Dataset items:
==*==
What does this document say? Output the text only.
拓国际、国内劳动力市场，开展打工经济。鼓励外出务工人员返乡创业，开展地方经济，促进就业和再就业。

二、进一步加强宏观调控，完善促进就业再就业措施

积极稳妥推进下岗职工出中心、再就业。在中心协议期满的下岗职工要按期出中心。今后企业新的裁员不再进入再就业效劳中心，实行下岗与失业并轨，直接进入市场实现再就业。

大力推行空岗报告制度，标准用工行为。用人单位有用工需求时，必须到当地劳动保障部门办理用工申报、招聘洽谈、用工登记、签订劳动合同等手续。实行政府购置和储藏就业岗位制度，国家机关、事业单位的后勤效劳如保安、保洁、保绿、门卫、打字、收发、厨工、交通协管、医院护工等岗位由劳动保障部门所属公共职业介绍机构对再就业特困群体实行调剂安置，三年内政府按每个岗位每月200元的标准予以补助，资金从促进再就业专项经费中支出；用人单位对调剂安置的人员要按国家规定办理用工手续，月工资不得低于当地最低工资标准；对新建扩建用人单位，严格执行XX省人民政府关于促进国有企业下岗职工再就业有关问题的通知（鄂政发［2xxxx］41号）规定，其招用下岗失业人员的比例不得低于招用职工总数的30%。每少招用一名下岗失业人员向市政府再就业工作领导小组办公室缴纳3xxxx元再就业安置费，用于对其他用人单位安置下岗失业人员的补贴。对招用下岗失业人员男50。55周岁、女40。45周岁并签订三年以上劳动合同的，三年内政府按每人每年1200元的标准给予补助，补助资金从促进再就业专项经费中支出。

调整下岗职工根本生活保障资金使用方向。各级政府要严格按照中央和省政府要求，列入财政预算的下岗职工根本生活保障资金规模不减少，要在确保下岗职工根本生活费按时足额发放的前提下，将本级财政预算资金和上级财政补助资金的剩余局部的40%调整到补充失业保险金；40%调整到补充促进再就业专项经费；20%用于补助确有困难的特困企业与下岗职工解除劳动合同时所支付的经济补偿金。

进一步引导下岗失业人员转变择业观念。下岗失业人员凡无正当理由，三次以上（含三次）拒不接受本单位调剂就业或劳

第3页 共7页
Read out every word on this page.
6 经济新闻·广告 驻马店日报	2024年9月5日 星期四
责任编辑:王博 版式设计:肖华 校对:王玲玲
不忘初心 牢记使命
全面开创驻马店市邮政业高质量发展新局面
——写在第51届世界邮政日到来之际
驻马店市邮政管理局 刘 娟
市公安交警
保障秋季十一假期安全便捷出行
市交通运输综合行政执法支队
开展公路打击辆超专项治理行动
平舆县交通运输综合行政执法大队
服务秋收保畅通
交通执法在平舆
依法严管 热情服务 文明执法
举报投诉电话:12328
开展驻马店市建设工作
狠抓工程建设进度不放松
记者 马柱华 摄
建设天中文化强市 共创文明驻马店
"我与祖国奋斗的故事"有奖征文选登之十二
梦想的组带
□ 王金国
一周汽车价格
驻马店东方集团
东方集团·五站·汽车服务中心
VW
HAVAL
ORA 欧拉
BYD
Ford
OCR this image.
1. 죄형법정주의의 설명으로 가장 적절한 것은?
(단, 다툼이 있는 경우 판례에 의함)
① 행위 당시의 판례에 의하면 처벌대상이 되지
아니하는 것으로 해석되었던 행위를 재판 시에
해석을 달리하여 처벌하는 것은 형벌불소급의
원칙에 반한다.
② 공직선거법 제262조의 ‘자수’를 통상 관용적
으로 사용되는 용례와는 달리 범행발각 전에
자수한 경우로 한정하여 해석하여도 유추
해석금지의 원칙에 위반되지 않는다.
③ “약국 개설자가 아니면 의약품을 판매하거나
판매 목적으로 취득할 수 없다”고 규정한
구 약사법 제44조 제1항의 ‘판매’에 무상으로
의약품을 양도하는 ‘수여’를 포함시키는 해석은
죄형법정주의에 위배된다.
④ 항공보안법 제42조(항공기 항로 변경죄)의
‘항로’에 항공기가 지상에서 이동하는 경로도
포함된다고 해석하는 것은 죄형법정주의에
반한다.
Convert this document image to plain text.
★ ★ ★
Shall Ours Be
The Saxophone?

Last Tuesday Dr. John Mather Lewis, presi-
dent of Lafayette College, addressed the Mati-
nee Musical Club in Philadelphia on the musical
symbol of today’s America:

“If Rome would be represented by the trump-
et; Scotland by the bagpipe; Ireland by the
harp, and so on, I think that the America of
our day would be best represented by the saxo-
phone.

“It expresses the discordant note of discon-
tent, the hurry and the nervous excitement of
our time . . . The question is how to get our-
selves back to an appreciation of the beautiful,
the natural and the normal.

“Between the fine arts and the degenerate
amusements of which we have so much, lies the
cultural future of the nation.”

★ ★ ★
==*==
** Work to complete **
Determine how many lines of the data contain "image" and give nothing but that number.

** Answer to this problem **
2